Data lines
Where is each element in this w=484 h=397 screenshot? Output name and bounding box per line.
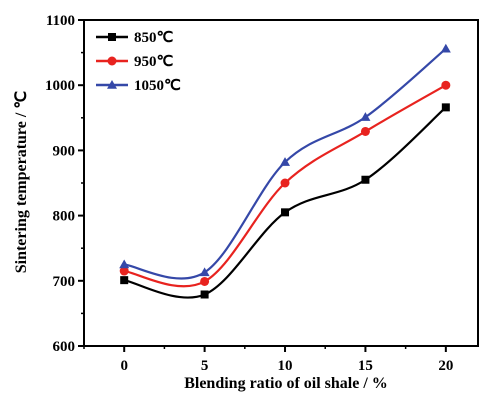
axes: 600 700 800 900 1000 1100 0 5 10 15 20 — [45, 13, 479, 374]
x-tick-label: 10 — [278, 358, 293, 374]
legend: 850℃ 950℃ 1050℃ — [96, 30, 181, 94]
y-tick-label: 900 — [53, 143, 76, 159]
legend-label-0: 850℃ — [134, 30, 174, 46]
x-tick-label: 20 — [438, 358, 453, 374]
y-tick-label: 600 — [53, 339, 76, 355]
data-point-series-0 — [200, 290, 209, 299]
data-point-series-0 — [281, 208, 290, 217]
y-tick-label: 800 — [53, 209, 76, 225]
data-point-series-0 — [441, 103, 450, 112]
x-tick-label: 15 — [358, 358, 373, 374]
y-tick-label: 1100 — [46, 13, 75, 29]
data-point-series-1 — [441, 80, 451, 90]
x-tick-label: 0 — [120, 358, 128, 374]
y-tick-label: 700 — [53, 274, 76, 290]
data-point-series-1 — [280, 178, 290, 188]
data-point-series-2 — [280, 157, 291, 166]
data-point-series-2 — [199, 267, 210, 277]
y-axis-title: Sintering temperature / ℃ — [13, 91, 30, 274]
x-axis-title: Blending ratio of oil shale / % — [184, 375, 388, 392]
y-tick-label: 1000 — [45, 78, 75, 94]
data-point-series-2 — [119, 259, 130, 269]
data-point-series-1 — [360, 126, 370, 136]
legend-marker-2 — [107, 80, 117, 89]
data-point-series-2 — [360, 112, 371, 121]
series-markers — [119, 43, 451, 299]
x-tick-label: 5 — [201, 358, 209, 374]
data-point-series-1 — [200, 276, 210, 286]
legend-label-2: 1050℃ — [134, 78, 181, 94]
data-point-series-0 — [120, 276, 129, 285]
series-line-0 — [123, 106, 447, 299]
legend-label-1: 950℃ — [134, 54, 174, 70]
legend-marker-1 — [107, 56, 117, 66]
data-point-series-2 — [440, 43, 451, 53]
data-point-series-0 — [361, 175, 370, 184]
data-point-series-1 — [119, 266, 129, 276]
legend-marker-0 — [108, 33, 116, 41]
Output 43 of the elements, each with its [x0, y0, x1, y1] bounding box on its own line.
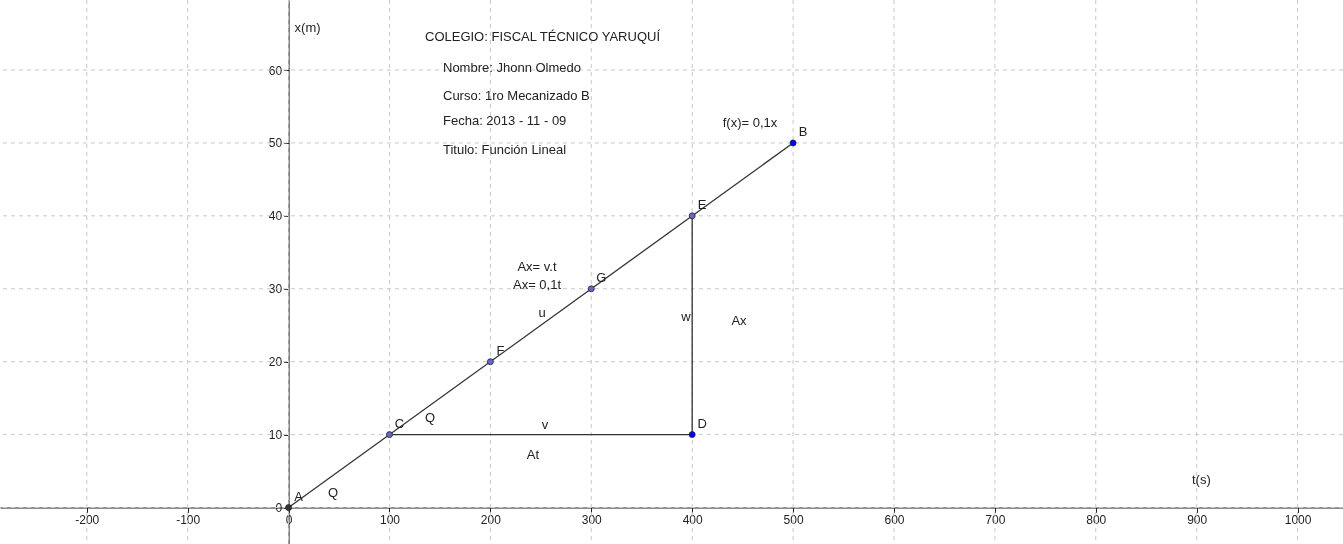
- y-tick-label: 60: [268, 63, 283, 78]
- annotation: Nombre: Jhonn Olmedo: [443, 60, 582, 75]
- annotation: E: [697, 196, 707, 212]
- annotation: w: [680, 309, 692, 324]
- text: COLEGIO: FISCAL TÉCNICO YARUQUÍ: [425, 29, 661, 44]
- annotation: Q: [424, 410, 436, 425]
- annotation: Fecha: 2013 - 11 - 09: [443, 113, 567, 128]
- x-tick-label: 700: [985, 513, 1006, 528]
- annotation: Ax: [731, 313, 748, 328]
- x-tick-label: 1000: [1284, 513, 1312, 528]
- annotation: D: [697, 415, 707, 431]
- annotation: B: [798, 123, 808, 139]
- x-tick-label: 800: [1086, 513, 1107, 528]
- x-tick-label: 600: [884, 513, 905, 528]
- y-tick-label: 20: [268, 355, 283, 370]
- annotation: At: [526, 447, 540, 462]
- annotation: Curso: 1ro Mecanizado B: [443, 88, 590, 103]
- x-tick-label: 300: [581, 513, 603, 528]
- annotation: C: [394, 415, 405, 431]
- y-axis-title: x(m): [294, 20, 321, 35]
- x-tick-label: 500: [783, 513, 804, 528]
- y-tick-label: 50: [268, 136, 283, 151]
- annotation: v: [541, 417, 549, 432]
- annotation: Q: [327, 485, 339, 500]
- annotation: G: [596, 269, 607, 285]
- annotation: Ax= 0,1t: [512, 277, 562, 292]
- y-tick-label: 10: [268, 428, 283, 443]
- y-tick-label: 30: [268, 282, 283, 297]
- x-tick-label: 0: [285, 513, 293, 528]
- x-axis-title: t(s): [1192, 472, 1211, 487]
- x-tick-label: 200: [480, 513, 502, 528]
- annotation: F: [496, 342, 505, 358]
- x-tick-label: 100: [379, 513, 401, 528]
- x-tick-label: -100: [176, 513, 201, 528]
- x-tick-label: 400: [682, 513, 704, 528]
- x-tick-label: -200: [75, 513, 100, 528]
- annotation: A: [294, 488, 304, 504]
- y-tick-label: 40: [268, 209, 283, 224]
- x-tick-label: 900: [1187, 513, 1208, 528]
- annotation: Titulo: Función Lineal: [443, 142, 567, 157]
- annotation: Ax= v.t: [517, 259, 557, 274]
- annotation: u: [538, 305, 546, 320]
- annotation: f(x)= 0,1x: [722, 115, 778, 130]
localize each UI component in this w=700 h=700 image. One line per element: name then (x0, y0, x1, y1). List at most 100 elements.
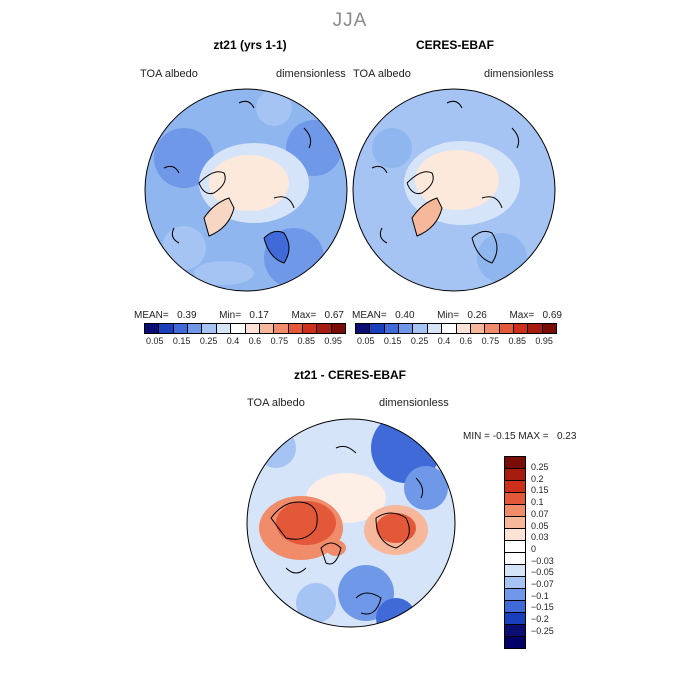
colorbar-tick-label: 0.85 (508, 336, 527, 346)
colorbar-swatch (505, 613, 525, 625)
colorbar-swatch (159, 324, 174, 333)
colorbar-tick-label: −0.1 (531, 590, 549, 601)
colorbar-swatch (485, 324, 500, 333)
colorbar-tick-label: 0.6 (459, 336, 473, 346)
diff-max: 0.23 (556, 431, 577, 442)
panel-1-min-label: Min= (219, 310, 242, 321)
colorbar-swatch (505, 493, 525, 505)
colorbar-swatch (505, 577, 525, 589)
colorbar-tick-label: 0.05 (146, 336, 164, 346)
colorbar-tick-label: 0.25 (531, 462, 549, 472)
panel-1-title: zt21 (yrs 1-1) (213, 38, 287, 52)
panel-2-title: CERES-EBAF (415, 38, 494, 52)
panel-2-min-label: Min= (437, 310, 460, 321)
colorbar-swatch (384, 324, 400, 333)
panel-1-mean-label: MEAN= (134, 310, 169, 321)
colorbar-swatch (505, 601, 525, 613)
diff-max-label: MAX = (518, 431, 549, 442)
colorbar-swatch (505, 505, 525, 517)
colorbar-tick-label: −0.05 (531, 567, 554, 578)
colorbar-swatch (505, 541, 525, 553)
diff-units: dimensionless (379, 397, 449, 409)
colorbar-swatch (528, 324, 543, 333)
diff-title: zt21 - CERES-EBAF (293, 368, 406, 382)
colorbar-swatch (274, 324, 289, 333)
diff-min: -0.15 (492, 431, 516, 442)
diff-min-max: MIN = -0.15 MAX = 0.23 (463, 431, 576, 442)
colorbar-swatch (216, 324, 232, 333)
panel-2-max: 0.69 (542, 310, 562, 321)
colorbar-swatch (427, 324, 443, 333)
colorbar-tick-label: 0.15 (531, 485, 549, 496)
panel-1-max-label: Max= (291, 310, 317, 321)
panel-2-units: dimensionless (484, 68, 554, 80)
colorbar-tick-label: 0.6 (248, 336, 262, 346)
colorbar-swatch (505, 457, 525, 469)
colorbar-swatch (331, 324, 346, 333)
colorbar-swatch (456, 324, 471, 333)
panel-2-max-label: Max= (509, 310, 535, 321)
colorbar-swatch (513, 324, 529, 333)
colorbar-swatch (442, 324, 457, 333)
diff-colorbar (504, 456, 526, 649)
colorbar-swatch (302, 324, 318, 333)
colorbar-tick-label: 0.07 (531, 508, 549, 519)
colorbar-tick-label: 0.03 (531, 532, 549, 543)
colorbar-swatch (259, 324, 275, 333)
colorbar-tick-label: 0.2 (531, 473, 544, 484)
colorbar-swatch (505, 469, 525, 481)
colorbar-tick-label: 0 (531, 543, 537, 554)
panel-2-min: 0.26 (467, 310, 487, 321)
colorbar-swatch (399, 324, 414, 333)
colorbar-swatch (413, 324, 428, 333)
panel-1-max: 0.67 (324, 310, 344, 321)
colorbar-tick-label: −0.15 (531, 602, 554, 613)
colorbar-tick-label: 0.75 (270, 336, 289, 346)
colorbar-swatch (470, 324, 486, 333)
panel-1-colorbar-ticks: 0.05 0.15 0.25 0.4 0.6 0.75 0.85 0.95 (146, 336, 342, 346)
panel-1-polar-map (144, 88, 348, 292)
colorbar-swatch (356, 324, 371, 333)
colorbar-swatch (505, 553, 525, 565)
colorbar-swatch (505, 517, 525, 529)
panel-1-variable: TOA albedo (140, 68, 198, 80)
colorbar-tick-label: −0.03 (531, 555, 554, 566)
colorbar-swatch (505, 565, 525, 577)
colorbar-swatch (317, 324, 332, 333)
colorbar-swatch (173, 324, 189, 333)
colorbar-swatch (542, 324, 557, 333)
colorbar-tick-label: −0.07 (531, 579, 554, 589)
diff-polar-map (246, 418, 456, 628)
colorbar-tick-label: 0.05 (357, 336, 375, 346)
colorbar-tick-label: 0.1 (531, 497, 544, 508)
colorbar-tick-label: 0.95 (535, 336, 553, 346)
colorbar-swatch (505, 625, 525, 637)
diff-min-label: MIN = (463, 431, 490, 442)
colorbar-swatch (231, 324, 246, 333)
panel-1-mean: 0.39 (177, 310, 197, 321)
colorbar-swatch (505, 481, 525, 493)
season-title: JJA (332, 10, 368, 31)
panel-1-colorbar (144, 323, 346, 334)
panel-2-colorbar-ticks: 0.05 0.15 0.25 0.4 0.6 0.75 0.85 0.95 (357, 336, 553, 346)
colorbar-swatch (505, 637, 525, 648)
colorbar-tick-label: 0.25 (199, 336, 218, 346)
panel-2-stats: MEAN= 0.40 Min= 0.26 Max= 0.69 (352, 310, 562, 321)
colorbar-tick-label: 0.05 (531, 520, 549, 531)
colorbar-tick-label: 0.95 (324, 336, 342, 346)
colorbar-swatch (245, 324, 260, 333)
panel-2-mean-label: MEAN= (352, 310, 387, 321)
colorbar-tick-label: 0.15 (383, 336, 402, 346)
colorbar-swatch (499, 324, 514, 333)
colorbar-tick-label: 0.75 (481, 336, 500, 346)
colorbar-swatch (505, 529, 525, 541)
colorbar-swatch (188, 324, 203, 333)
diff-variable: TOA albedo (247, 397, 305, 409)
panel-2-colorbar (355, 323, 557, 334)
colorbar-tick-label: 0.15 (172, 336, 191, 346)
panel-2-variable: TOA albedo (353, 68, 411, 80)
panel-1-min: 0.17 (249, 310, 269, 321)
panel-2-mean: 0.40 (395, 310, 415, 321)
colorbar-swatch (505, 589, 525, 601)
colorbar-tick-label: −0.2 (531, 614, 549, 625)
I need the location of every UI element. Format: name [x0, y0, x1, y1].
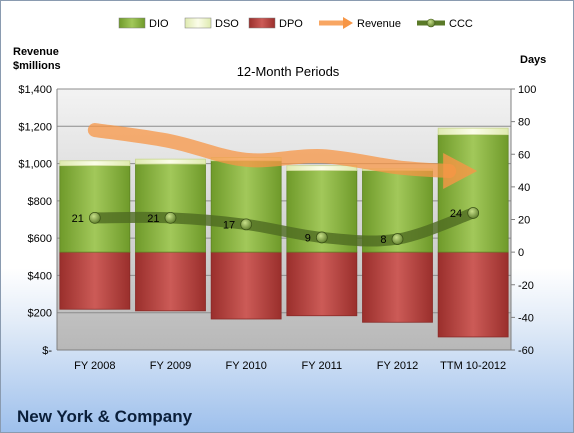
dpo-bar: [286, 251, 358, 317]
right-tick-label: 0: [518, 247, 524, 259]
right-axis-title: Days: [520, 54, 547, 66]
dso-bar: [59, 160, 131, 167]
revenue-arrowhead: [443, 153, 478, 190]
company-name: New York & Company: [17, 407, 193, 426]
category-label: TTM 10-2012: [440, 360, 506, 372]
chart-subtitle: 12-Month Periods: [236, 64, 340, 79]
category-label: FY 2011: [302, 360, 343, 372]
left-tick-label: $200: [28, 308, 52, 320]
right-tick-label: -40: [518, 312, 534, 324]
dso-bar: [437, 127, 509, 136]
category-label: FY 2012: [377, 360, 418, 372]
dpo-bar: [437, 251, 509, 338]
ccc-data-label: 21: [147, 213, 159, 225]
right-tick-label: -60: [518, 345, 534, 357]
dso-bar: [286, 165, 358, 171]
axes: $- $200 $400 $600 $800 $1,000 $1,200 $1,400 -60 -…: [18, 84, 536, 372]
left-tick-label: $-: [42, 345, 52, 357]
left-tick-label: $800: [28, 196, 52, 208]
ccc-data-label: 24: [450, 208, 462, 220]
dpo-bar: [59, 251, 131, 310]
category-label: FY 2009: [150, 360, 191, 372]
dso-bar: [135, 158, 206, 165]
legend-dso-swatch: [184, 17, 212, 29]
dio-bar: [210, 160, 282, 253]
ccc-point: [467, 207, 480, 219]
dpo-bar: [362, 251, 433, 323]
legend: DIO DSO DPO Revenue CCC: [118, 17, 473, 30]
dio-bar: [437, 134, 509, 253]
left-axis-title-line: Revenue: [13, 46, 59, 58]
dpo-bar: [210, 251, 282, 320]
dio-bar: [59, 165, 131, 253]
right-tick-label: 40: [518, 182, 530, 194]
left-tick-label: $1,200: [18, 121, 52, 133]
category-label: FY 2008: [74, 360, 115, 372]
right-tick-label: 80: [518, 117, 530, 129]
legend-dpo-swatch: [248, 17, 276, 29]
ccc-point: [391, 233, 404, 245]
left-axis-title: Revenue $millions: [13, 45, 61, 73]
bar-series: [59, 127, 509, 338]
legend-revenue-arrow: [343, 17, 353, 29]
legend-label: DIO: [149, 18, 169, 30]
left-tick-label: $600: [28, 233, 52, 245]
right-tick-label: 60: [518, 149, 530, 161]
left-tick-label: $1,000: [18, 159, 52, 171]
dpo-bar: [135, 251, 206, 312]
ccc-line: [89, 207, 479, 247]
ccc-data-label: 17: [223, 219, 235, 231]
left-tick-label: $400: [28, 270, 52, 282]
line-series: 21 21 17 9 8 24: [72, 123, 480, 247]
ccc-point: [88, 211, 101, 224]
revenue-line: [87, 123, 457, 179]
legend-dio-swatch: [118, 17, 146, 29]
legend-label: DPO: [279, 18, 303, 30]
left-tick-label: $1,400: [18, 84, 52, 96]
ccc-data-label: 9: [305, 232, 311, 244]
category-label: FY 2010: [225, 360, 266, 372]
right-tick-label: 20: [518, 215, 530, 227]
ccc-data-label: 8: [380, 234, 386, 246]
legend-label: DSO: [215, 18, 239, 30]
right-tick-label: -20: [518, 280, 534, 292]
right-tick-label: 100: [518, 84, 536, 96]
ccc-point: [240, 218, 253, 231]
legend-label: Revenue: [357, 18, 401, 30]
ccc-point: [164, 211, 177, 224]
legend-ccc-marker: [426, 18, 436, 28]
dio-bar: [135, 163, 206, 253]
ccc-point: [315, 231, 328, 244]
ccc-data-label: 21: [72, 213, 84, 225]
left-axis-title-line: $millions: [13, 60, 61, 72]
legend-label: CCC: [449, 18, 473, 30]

## SHORT PROBLEM
Render the records from the line with "colorbar-tick-label: 0.85 (508, 336, 527, 346)" to the line with "colorbar-swatch (427, 324, 443, 333)" as a Markdown table with the columns Row and Line, giving each line a row number and skipping any blank lines.

## EXERCISE ANSWER
| Row | Line |
|---|---|
| 1 | colorbar-tick-label: 0.85 (508, 336, 527, 346) |
| 2 | colorbar-swatch (505, 613, 525, 625) |
| 3 | colorbar-swatch (159, 324, 174, 333) |
| 4 | colorbar-tick-label: −0.1 (531, 590, 549, 601) |
| 5 | colorbar-swatch (485, 324, 500, 333) |
| 6 | colorbar-tick-label: 0.6 (459, 336, 473, 346) |
| 7 | diff-max: 0.23 (556, 431, 577, 442) |
| 8 | panel-1-min-label: Min= (219, 310, 242, 321) |
| 9 | colorbar-swatch (505, 493, 525, 505) |
| 10 | colorbar-swatch (505, 577, 525, 589) |
| 11 | colorbar-tick-label: 0.05 (146, 336, 164, 346) |
| 12 | colorbar-tick-label: 0.25 (531, 462, 549, 472) |
| 13 | panel-1-title: zt21 (yrs 1-1) (213, 38, 287, 52) |
| 14 | panel-2-title: CERES-EBAF (415, 38, 494, 52) |
| 15 | panel-2-min-label: Min= (437, 310, 460, 321) |
| 16 | colorbar-swatch (384, 324, 400, 333) |
| 17 | panel-1-mean-label: MEAN= (134, 310, 169, 321) |
| 18 | colorbar-swatch (505, 601, 525, 613) |
| 19 | diff-max-label: MAX = (518, 431, 549, 442) |
| 20 | colorbar-swatch (505, 505, 525, 517) |
| 21 | colorbar-tick-label: −0.05 (531, 567, 554, 578) |
| 22 | colorbar-swatch (505, 541, 525, 553) |
| 23 | diff-units: dimensionless (379, 397, 449, 409) |
| 24 | colorbar-swatch (528, 324, 543, 333) |
| 25 | diff-title: zt21 - CERES-EBAF (293, 368, 406, 382) |
| 26 | colorbar-swatch (274, 324, 289, 333) |
| 27 | diff-min: -0.15 (492, 431, 516, 442) |
| 28 | diff-min-max: MIN = -0.15 MAX = 0.23 (463, 431, 576, 442) |
| 29 | colorbar-swatch (216, 324, 232, 333) |
| 30 | panel-2-max: 0.69 (542, 310, 562, 321) |
| 31 | colorbar-swatch (427, 324, 443, 333) |